• [TASK PROMPT] Repeat all the records exactly, omitting pictures.

• [RECORDS]
⁂
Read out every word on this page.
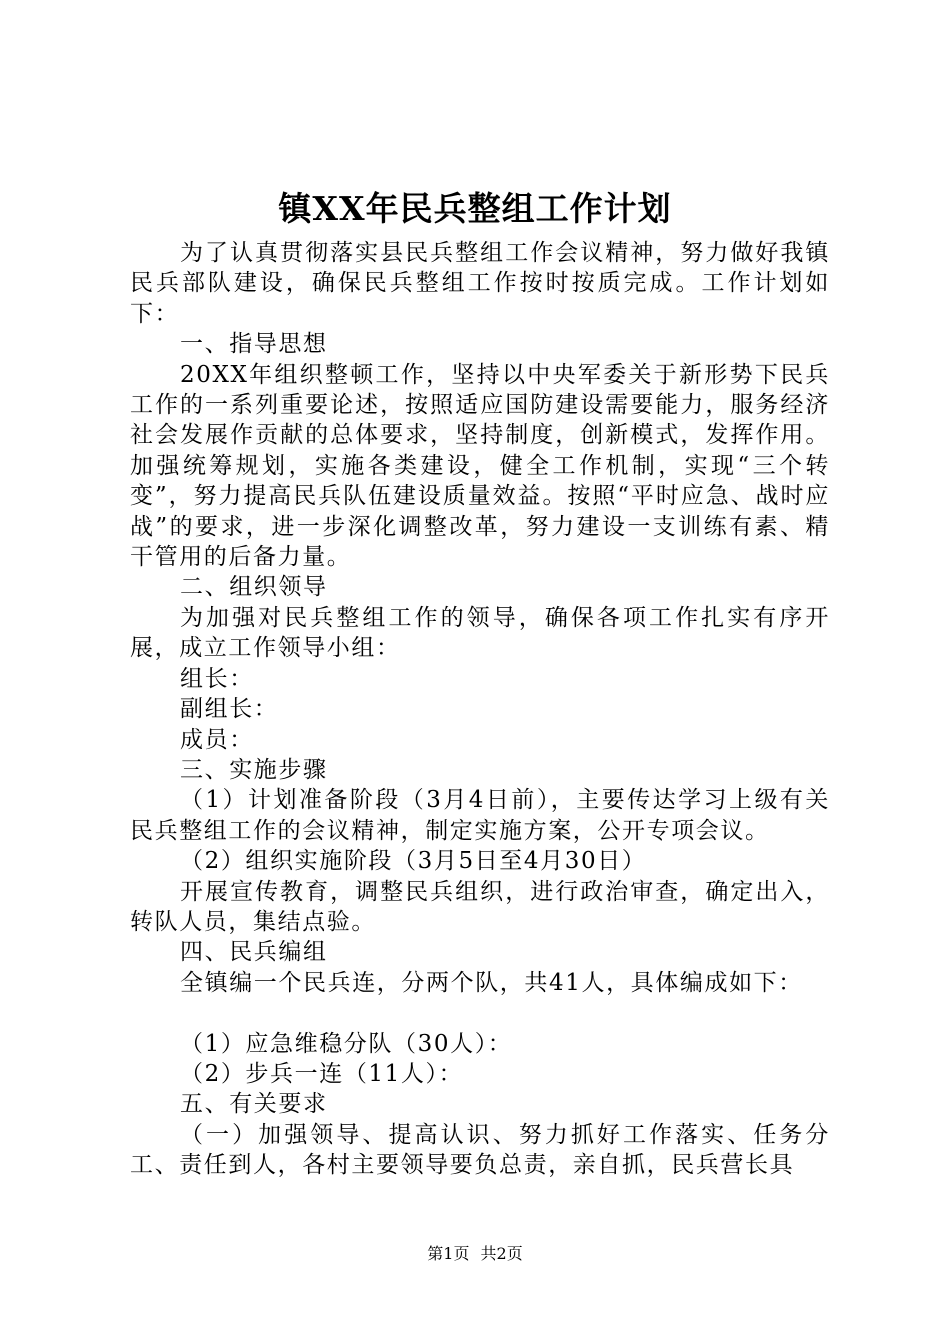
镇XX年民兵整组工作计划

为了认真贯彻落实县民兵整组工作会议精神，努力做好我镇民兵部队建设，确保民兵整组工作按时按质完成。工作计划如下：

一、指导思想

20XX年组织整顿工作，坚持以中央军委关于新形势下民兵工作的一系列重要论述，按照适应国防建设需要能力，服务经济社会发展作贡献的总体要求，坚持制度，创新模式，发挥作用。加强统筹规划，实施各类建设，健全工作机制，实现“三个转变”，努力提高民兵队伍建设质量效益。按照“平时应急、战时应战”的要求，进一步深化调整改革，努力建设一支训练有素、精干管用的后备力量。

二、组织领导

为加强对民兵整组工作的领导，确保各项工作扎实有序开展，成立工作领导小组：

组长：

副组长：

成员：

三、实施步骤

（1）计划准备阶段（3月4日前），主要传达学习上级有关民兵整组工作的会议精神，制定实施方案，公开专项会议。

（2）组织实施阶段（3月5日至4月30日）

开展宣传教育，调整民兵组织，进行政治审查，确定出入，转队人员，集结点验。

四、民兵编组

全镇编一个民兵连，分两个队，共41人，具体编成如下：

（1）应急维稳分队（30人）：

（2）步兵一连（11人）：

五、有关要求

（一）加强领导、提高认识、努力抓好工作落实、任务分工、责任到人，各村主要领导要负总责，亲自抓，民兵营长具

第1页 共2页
⁂
• [EXERCISE RESULT]
Read out every word on this page.
镇XX年民兵整组工作计划

为了认真贯彻落实县民兵整组工作会议精神，努力做好我镇民兵部队建设，确保民兵整组工作按时按质完成。工作计划如下：

一、指导思想

20XX年组织整顿工作，坚持以中央军委关于新形势下民兵工作的一系列重要论述，按照适应国防建设需要能力，服务经济社会发展作贡献的总体要求，坚持制度，创新模式，发挥作用。加强统筹规划，实施各类建设，健全工作机制，实现“三个转变”，努力提高民兵队伍建设质量效益。按照“平时应急、战时应战”的要求，进一步深化调整改革，努力建设一支训练有素、精干管用的后备力量。

二、组织领导

为加强对民兵整组工作的领导，确保各项工作扎实有序开展，成立工作领导小组：

组长：

副组长：

成员：

三、实施步骤

（1）计划准备阶段（3月4日前），主要传达学习上级有关民兵整组工作的会议精神，制定实施方案，公开专项会议。

（2）组织实施阶段（3月5日至4月30日）

开展宣传教育，调整民兵组织，进行政治审查，确定出入，转队人员，集结点验。

四、民兵编组

全镇编一个民兵连，分两个队，共41人，具体编成如下：

（1）应急维稳分队（30人）：

（2）步兵一连（11人）：

五、有关要求

（一）加强领导、提高认识、努力抓好工作落实、任务分工、责任到人，各村主要领导要负总责，亲自抓，民兵营长具

第1页 共2页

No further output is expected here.